--- START OF INPUT RECORDS ---

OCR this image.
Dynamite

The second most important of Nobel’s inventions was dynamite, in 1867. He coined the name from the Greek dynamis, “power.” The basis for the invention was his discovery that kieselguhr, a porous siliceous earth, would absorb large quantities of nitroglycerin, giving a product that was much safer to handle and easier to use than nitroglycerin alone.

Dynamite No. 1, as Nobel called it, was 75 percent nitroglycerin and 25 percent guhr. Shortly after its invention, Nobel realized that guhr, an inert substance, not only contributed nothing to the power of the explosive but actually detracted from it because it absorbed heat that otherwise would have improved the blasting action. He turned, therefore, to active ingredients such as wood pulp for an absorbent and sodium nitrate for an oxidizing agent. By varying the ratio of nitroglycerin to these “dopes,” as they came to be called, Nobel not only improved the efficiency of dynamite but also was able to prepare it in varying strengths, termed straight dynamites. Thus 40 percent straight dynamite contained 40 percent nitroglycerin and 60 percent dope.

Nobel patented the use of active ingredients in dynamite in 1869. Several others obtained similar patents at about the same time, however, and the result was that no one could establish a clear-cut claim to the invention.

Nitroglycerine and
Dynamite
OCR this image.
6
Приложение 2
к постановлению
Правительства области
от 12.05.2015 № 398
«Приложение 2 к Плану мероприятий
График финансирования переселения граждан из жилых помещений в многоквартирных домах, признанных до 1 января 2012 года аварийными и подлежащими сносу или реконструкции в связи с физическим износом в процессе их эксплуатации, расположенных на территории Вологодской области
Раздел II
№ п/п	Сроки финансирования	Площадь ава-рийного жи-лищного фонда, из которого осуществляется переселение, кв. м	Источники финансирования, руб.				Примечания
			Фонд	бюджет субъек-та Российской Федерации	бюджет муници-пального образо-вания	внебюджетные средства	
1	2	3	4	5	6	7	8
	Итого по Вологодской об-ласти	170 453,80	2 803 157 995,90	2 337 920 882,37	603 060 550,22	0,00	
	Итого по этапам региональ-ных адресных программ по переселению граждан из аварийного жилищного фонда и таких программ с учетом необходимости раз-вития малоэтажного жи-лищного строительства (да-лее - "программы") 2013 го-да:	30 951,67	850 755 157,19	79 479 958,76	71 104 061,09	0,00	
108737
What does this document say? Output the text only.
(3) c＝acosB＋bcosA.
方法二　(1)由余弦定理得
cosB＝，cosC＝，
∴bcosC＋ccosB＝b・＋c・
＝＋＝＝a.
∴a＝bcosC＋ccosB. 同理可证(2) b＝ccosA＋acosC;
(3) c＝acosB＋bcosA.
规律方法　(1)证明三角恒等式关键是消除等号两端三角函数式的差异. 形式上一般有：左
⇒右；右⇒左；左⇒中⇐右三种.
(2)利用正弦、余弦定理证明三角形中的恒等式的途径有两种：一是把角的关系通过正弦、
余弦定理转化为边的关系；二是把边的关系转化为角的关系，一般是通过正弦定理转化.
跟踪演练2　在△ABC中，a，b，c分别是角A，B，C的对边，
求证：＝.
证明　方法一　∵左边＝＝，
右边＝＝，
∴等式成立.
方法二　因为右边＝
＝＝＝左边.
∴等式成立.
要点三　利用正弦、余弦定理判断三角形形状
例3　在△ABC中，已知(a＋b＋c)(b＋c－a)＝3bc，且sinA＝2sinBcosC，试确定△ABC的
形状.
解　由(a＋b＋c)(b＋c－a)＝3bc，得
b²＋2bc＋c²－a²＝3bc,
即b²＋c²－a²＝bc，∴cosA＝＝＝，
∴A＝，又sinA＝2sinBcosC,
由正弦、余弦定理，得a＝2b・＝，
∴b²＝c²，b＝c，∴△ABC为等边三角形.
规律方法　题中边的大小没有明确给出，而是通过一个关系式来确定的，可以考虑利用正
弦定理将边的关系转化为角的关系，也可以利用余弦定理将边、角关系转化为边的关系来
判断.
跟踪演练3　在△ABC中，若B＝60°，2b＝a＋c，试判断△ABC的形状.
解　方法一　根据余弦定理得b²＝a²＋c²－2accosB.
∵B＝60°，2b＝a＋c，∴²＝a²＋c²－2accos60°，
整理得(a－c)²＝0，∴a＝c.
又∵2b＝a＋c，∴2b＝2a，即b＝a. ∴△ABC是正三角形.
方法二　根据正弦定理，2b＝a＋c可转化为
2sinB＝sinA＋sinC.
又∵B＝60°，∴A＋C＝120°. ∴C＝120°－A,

--- END OF INPUT RECORDS ---

**PROBLEM DESCRIPTION:** Search the lines for the string "лищного" and copy every line that has it.

**FINISHED ANSWER:**
№ п/п	Сроки финансирования	Площадь ава-рийного жи-лищного фонда, из которого осуществляется переселение, кв. м	Источники финансирования, руб.				Примечания
	Итого по этапам региональ-ных адресных программ по переселению граждан из аварийного жилищного фонда и таких программ с учетом необходимости раз-вития малоэтажного жи-лищного строительства (да-лее - "программы") 2013 го-да:	30 951,67	850 755 157,19	79 479 958,76	71 104 061,09	0,00	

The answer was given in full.